## Task description
Check each line of the records below for the word "vector" and copy those where it appears.

-- Begin Records for this task --

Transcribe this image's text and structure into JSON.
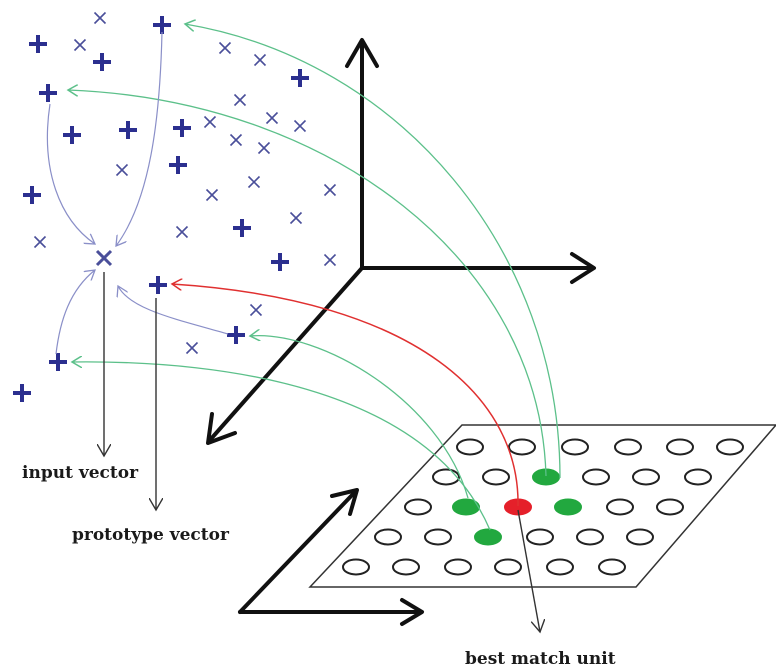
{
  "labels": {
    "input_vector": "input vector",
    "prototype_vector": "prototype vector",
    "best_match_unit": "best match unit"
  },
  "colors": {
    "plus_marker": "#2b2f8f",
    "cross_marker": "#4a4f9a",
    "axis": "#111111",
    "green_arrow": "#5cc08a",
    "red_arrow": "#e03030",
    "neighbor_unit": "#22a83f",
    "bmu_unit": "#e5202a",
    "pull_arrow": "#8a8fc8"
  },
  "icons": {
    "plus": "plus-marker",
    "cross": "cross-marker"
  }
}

-- End Records for this task --

## Output below
    "input_vector": "input vector",
    "prototype_vector": "prototype vector",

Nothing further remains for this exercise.